- _課題_
1 – 山形の方言を扱った本文では、「ちょすな」はどういう意味だと説明されているか。
2 – 山形の方言を扱った本文を、「高木:これはお気付きですか。」という語句から書き始め、「高木:さわるなです。「ちょす」と。何か外国ですね,こうなりますと。」まで書き写すこと。

+++ 本文 +++

佐藤:1の(1)は,早くレポート終わして,遊びに行こうよ。(2)手を挙げかけている人にかけるので,発表してください。(3)ここに字がかかってると思いますが。

森谷:(4)危ないから,ちょすな。(5)私,次の駅でおぢんがなね。(6)うちのチームは強いチームから負けたんだ。

高木:いかがでしょうか。これは正しい日本語でしょうか。山形では,本当は「括弧1」とは申しません。二人が直してくれました。向こうでは「1括弧」と申します。最初のところを御覧いただきたいと思います。もう一度お願いします。

佐藤:1括弧。

高木:やっとその雰囲気出てきましたね。1括弧,はい。

佐藤:早くレポート終わして,遊びに行こうよ。

高木:お気づきでしょうか。どこが標準語と違うでしょうか。

参加者:「終わして」。

高木:ありがとうございます。そうです。「終わして」です。「終わらせる」というのはあるけれども,「終わす」というのは変ですね。標準語に近いです,これ。けれども,使うとすれば掃除,例えば学校ですと掃除を早く終わらせろとか終わらせようとかという言い方を多分学校ではすると思うんですが,ここでは「終わす」という日本語が出てまいります。
 2番。

佐藤:手を挙げかけている人にかけるので,発表してください。

高木:これは気付きますか。字で見るとひっかからない方がいらっしゃるかもしれませんが。答えは,「手を挙げかけている」もおかしいかもしれません。「人にかけるので」という言い方です。標準語にはありますよね,「かける」という言い方は。
 3番お願いします。

佐藤:ここに字がかかってると思いますが。

高木:これはお気付きですか。普通だったら字が書いてあると思いますが。これは行政レベルの方でも,私に説明してくださるときに,「字がかかってると思いますが,先生」と言うんです。最近は慣れてきましたから全然問題ないんですけれども。
 4番お願いします。

森谷:危ないから,ちょすな。

高木:これ意味わかりますか。意味何ですか。

森谷:危ないからさわるなという意味です。

高木:さわるなです。「ちょす」と。何か外国ですね,こうなりますと。
 5番お願いします。

森谷:私,次の駅でおぢんがなね。

高木:これは何となく意味わかりますよね。いかがでしょうか。「おりる」です。それが向こうになりますと「おぢる」です。ですから,例えば家の前でバスをおぢてって言うんです。バスが落ちたら困りますよね。しかし「おぢて」って言う。それから,「おぢんがなね」という言い方もします。
 6番はいかがでしょうか。

森谷:うちのチームは強いチームから負けたんだ。

高木:何がおかしいでしょうか。お気づきの方いらっしゃいますか。

参加者:から。

高木:からです。普通でしたら,ひょっとしたら,うちのチームは強いチームに負けたんだという形になる。山形の場合,「に」が「から」になりやすいので,こういった形になります。今ここに挙げた六つ,つまり標準語ともつかず,また標準語の形にあるんだけれども,意味が語法的に多少違っているもの,こういったものが中間にあり得るだろう,またはそれ以外の方言と標準語のほかにあるんじゃないか。これが地域語ということになります。

+++ 元データ +++

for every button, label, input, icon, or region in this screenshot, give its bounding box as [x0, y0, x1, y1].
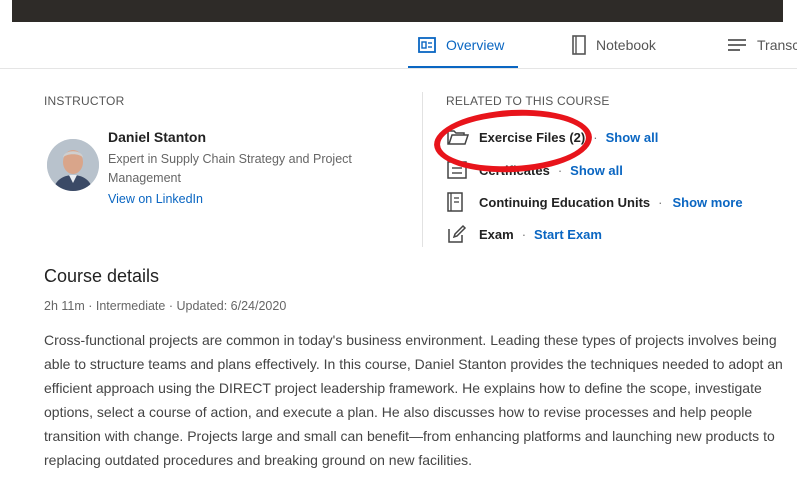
start-exam-link[interactable]: Start Exam	[534, 227, 602, 242]
instructor-title: Expert in Supply Chain Strategy and Proj…	[108, 152, 352, 185]
instructor-name[interactable]: Daniel Stanton	[108, 129, 206, 145]
transcript-icon	[728, 38, 746, 51]
avatar-photo	[47, 139, 99, 191]
course-details-meta: 2h 11m · Intermediate · Updated: 6/24/20…	[44, 299, 287, 313]
ceu-label: Continuing Education Units	[479, 194, 651, 210]
ceu-document-icon	[447, 192, 469, 212]
tab-bar: Overview Notebook Transc	[0, 22, 797, 69]
video-player-strip	[0, 0, 797, 22]
exam-label: Exam	[479, 226, 514, 242]
separator-dot: ·	[521, 226, 527, 242]
notebook-icon	[572, 34, 586, 55]
tab-transcript-label: Transc	[757, 36, 797, 53]
exam-pencil-icon	[447, 224, 469, 244]
tab-transcript[interactable]: Transc	[727, 22, 797, 67]
tab-notebook-label: Notebook	[596, 36, 656, 53]
certificates-show-all-link[interactable]: Show all	[570, 163, 623, 178]
view-on-linkedin-link[interactable]: View on LinkedIn	[108, 192, 203, 206]
section-divider	[422, 92, 423, 247]
tab-notebook[interactable]: Notebook	[572, 22, 656, 67]
tab-overview[interactable]: Overview	[407, 22, 519, 68]
tab-overview-label: Overview	[446, 36, 505, 53]
instructor-avatar[interactable]	[47, 139, 99, 191]
exercise-files-show-all-link[interactable]: Show all	[606, 130, 659, 145]
separator-dot: ·	[593, 129, 598, 145]
course-details-title: Course details	[44, 266, 160, 286]
related-section-label: RELATED TO THIS COURSE	[446, 94, 610, 108]
overview-icon	[418, 36, 436, 53]
instructor-section-label: INSTRUCTOR	[44, 94, 125, 108]
related-item-ceu: Continuing Education Units · Show more	[447, 191, 743, 213]
separator-dot: ·	[658, 194, 663, 210]
related-item-exam: Exam · Start Exam	[447, 223, 602, 245]
separator-dot: ·	[557, 162, 563, 178]
ceu-show-more-link[interactable]: Show more	[673, 195, 743, 210]
course-description: Cross-functional projects are common in …	[44, 332, 783, 468]
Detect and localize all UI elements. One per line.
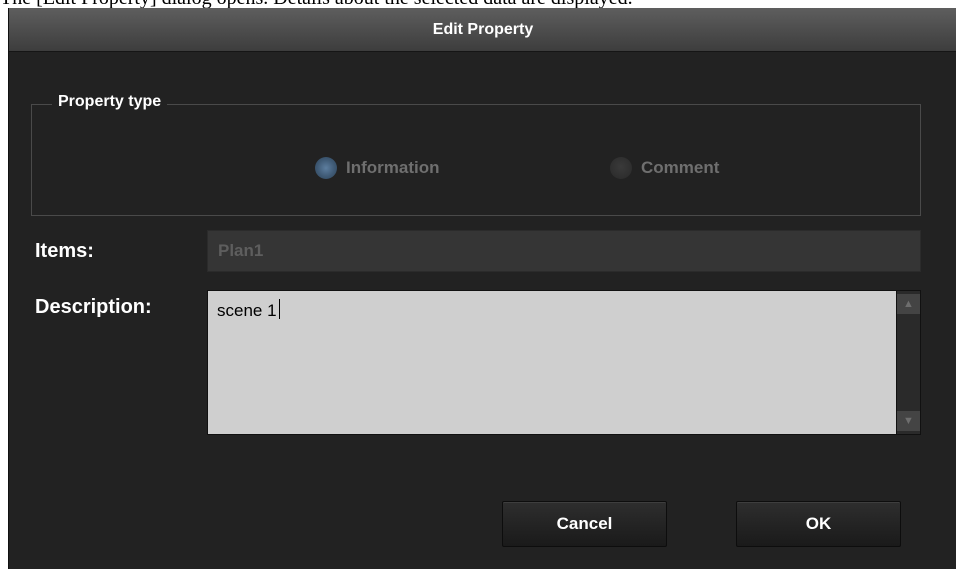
description-scrollbar[interactable]: ▲ ▼ [896,291,920,434]
dialog-titlebar: Edit Property [9,8,956,52]
text-caret [278,299,280,319]
ok-button[interactable]: OK [736,501,901,547]
items-label: Items: [35,240,94,262]
edit-property-dialog: Edit Property Property type Information … [8,8,956,569]
cancel-button[interactable]: Cancel [502,501,667,547]
radio-information-label: Information [346,158,440,177]
scroll-down-arrow-icon[interactable]: ▼ [897,411,920,431]
description-label: Description: [35,296,152,318]
radio-comment[interactable]: Comment [610,157,719,179]
top-caption: The [Edit Property] dialog opens. Detail… [0,0,633,8]
radio-selected-icon [315,157,337,179]
radio-comment-label: Comment [641,158,720,177]
property-type-legend: Property type [52,93,168,111]
top-caption-strip: The [Edit Property] dialog opens. Detail… [0,0,956,8]
dialog-title: Edit Property [432,20,534,38]
description-textarea[interactable]: scene 1 ▲ ▼ [207,290,921,435]
radio-unselected-icon [610,157,632,179]
scroll-up-arrow-icon[interactable]: ▲ [897,294,920,314]
description-value: scene 1 [217,301,277,320]
items-field: Plan1 [207,230,921,272]
radio-information[interactable]: Information [315,157,440,179]
property-type-group: Property type Information Comment [31,93,921,216]
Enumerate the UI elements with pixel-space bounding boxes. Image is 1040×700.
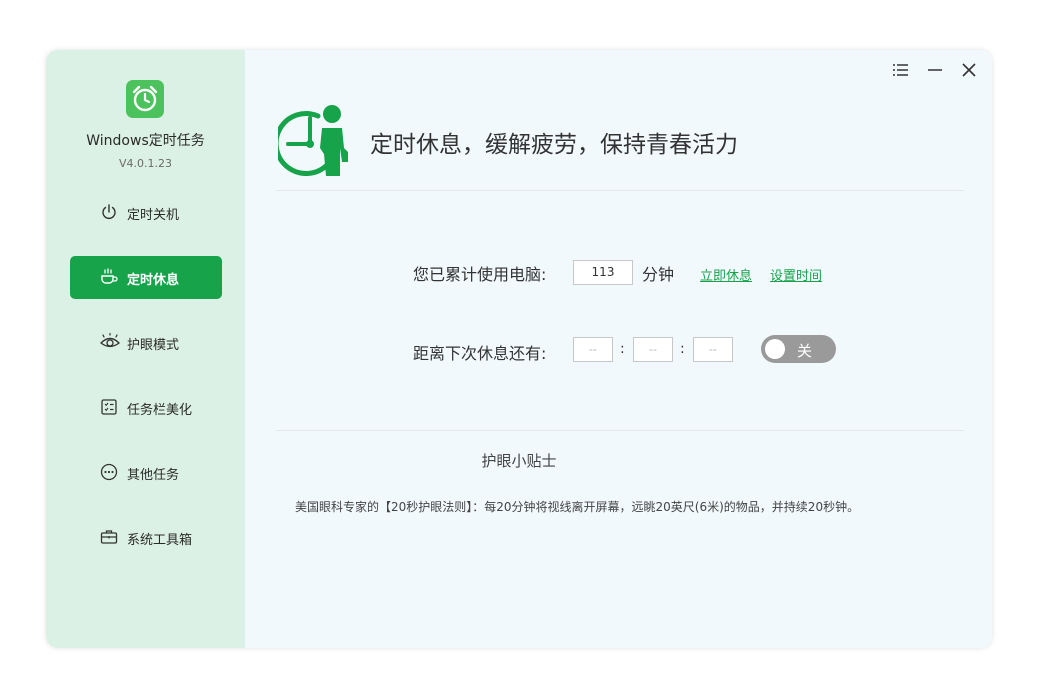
usage-label: 您已累计使用电脑:: [413, 265, 547, 284]
app-version: V4.0.1.23: [118, 157, 172, 170]
close-icon[interactable]: [956, 60, 982, 80]
seconds-field[interactable]: --: [693, 337, 733, 362]
tips-title: 护眼小贴士: [481, 452, 557, 470]
header-divider: [276, 190, 964, 191]
time-separator: :: [620, 341, 625, 357]
countdown-label: 距离下次休息还有:: [413, 344, 547, 363]
sidebar-item-scheduled-shutdown[interactable]: 定时关机: [70, 191, 222, 234]
toggle-label: 关: [797, 342, 813, 360]
checklist-icon: [100, 398, 118, 416]
hours-field[interactable]: --: [573, 337, 613, 362]
time-separator: :: [680, 341, 685, 357]
sidebar-item-label: 系统工具箱: [127, 533, 193, 548]
sidebar-item-label: 定时关机: [127, 208, 180, 223]
sidebar-item-eye-care[interactable]: 护眼模式: [70, 321, 222, 364]
page-title: 定时休息，缓解疲劳，保持青春活力: [370, 132, 738, 158]
sidebar-item-scheduled-rest[interactable]: 定时休息: [70, 256, 222, 299]
minimize-icon[interactable]: [922, 60, 948, 80]
sidebar-item-label: 任务栏美化: [127, 403, 193, 418]
set-time-link[interactable]: 设置时间: [770, 265, 822, 284]
menu-icon[interactable]: [888, 60, 914, 80]
sidebar-item-label: 护眼模式: [127, 338, 180, 353]
app-name: Windows定时任务: [86, 133, 205, 149]
sidebar-item-label: 定时休息: [127, 273, 180, 288]
usage-unit: 分钟: [642, 265, 675, 284]
eye-icon: [100, 332, 120, 351]
minutes-field[interactable]: --: [633, 337, 673, 362]
tips-text: 美国眼科专家的【20秒护眼法则】：每20分钟将视线离开屏幕，远眺20英尺(6米)…: [295, 500, 860, 514]
app-window: Windows定时任务 V4.0.1.23 定时关机 定时休息 护眼模式 任务栏…: [46, 50, 992, 648]
power-icon: [100, 203, 118, 221]
coffee-cup-icon: [100, 268, 118, 286]
toolbox-icon: [100, 528, 118, 546]
window-controls: [888, 60, 982, 80]
rest-now-link[interactable]: 立即休息: [700, 265, 752, 284]
clock-person-icon: [273, 104, 354, 176]
alarm-clock-logo-icon: [126, 80, 164, 118]
toggle-knob: [765, 339, 785, 359]
sidebar: Windows定时任务 V4.0.1.23 定时关机 定时休息 护眼模式 任务栏…: [46, 50, 245, 648]
sidebar-item-system-toolbox[interactable]: 系统工具箱: [70, 516, 222, 559]
tips-divider: [276, 430, 964, 431]
usage-minutes-field[interactable]: 113: [573, 260, 633, 285]
rest-reminder-toggle[interactable]: 关: [761, 335, 836, 363]
sidebar-item-taskbar-beautify[interactable]: 任务栏美化: [70, 386, 222, 429]
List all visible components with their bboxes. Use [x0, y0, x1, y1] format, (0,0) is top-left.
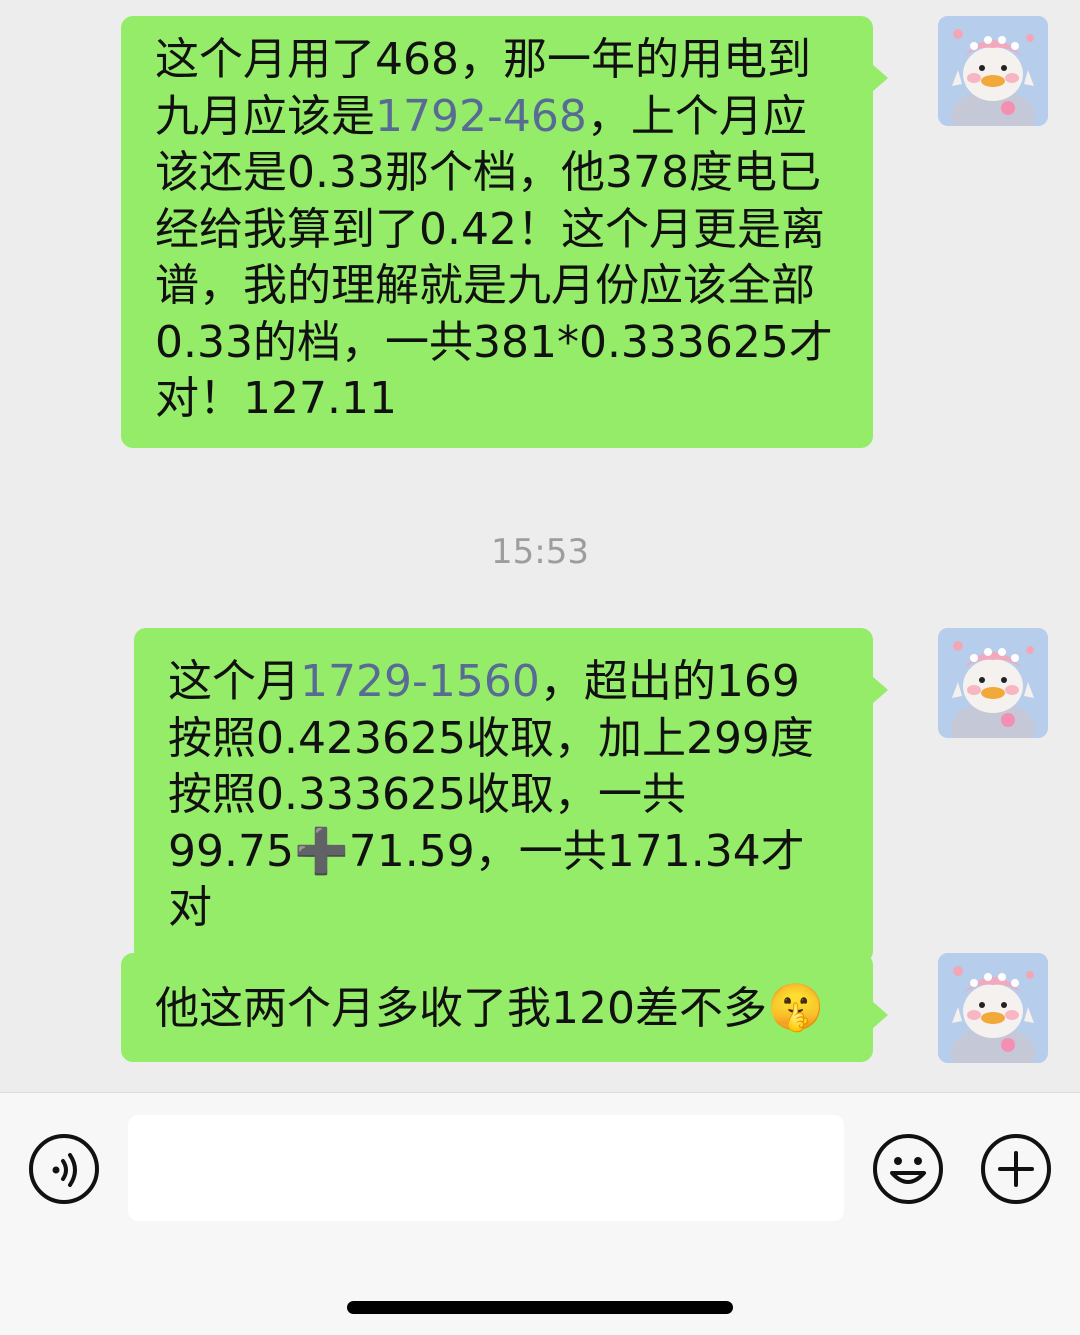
duck-avatar-image — [938, 953, 1048, 1063]
bubble-tail — [872, 1001, 888, 1029]
message-text: 这个月 — [168, 656, 300, 707]
emoji-button[interactable] — [872, 1133, 944, 1205]
bubble-tail — [872, 64, 888, 92]
avatar[interactable] — [938, 16, 1048, 126]
heavy-plus-icon: ➕ — [293, 825, 349, 877]
message-bubble[interactable]: 这个月1729-1560，超出的169按照0.423625收取，加上299度按照… — [134, 628, 888, 963]
more-button[interactable] — [980, 1133, 1052, 1205]
bubble-tail — [872, 676, 888, 704]
input-bar — [0, 1092, 1080, 1335]
avatar[interactable] — [938, 953, 1048, 1063]
message-input[interactable] — [128, 1115, 844, 1221]
duck-avatar-image — [938, 628, 1048, 738]
message-link[interactable]: 1729-1560 — [300, 656, 540, 707]
emoji-icon — [873, 1134, 943, 1204]
avatar[interactable] — [938, 628, 1048, 738]
plus-icon — [981, 1134, 1051, 1204]
message-link[interactable]: 1792-468 — [375, 91, 587, 142]
message-bubble[interactable]: 这个月用了468，那一年的用电到九月应该是1792-468，上个月应该还是0.3… — [121, 16, 888, 448]
shushing-face-emoji: 🤫 — [766, 980, 825, 1034]
duck-avatar-image — [938, 16, 1048, 126]
message-bubble[interactable]: 他这两个月多收了我120差不多🤫 — [121, 953, 888, 1062]
home-indicator — [347, 1301, 733, 1314]
message-text: 他这两个月多收了我120差不多 — [155, 983, 767, 1034]
voice-icon — [29, 1134, 99, 1204]
timestamp: 15:53 — [491, 532, 589, 572]
voice-button[interactable] — [28, 1133, 100, 1205]
chat-area[interactable]: 这个月用了468，那一年的用电到九月应该是1792-468，上个月应该还是0.3… — [0, 0, 1080, 1092]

+++

- _解答_
1 – 「危ないからさわるな」の「さわるな」という意味である。

2 –
高木:これはお気付きですか。普通だったら字が書いてあると思いますが。これは行政レベルの方でも,私に説明してくださるときに,「字がかかってると思いますが,先生」と言うんです。最近は慣れてきましたから全然問題ないんですけれども。
 4番お願いします。

森谷:危ないから,ちょすな。

高木:これ意味わかりますか。意味何ですか。

森谷:危ないからさわるなという意味です。

高木:さわるなです。「ちょす」と。何か外国ですね,こうなりますと。